Your task — Identify all lines in the data containing the string "ylabel". Copy them out.

Material for the task —
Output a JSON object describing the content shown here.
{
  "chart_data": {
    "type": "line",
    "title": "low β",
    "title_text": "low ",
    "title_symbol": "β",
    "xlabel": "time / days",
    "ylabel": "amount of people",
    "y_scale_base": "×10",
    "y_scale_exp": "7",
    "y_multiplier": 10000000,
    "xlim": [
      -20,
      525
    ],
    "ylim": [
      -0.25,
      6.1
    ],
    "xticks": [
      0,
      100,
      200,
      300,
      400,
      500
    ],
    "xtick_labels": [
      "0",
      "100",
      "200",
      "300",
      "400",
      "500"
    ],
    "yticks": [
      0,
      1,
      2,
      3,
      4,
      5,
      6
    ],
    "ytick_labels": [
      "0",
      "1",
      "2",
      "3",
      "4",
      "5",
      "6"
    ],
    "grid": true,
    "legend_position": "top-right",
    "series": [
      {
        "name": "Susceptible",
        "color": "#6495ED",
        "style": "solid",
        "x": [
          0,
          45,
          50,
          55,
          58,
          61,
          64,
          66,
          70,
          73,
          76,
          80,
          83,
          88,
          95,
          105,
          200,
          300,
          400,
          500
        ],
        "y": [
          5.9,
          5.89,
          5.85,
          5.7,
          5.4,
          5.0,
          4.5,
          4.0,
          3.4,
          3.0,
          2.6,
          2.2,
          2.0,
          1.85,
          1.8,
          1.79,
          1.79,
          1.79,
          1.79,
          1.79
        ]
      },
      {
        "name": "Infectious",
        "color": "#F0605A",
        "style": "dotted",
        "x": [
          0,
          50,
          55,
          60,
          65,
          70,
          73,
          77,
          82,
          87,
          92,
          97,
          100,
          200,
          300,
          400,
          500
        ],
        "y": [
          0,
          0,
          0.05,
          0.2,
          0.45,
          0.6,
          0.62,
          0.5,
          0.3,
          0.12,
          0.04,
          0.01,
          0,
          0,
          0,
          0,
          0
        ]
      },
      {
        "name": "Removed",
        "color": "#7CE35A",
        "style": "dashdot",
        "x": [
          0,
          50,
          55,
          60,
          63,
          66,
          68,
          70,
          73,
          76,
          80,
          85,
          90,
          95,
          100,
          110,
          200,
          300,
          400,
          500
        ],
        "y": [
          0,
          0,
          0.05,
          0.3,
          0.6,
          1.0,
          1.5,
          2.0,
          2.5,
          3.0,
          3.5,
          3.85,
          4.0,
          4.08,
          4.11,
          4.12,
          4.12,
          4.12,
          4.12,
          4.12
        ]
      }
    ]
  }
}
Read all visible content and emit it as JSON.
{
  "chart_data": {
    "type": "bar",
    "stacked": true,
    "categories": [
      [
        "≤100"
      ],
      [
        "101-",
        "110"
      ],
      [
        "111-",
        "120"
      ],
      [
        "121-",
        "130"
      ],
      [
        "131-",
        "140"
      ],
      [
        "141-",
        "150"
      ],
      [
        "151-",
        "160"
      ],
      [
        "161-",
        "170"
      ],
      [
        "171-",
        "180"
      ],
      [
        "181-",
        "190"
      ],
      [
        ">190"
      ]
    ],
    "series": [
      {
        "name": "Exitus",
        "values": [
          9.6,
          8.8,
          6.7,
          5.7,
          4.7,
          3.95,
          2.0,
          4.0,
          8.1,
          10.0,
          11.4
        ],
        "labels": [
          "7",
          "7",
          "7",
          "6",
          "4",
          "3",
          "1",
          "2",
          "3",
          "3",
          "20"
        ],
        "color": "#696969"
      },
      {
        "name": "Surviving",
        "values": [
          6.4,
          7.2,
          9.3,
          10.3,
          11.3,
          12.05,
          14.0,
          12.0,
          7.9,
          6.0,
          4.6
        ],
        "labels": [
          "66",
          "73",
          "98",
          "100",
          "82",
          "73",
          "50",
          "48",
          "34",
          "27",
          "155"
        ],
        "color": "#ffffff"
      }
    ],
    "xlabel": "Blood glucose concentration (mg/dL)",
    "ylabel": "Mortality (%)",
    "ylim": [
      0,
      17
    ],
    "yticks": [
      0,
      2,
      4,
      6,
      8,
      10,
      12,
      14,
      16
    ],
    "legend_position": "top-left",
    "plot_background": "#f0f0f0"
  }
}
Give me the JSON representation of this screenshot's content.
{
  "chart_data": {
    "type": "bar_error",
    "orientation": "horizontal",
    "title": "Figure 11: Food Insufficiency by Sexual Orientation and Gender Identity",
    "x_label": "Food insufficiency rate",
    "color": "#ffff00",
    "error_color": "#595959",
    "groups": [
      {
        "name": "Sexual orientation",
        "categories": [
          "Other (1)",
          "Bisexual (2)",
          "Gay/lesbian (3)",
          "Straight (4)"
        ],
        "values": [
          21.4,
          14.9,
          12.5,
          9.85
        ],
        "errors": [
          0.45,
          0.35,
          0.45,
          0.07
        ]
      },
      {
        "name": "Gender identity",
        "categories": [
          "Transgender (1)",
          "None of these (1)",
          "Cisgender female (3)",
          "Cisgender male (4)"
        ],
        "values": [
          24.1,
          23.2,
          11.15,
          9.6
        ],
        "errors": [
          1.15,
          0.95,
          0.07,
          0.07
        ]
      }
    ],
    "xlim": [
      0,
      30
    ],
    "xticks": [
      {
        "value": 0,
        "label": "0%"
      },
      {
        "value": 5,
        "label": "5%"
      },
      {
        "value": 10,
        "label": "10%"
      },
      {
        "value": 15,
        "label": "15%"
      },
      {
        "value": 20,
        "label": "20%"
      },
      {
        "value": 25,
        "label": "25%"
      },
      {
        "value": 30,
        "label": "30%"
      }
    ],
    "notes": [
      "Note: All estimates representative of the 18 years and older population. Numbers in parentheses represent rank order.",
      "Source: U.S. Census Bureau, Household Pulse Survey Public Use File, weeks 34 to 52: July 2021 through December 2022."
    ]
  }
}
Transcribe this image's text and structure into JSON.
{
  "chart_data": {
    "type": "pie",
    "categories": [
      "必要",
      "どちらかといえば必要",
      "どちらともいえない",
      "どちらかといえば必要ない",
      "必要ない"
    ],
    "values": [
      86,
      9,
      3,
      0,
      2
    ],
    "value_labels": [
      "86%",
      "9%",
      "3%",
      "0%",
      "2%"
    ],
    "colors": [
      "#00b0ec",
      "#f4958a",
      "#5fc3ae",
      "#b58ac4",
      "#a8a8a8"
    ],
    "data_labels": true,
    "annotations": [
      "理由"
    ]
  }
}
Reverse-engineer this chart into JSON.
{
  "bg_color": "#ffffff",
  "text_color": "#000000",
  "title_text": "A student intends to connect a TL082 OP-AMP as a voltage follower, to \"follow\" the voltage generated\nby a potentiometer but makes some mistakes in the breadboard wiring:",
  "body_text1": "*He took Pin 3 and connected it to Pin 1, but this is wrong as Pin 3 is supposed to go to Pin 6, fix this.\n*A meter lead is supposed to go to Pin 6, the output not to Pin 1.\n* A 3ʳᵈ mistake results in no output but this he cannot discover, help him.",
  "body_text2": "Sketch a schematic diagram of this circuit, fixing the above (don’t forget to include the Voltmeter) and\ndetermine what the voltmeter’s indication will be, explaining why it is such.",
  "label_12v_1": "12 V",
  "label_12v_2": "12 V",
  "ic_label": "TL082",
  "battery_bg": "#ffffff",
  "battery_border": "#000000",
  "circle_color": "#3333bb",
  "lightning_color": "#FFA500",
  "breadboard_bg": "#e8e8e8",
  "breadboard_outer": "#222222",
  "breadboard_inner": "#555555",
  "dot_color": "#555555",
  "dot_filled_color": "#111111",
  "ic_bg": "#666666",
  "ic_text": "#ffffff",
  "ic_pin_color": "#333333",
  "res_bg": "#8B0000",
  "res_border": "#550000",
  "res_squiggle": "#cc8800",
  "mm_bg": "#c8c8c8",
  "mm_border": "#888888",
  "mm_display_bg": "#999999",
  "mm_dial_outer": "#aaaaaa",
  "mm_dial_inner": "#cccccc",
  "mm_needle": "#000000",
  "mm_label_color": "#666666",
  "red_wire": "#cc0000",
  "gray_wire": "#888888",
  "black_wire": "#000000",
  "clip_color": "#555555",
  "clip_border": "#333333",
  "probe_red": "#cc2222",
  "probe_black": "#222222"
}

Correct answer —
    "ylabel": "amount of people",
    "ylabel": "Mortality (%)",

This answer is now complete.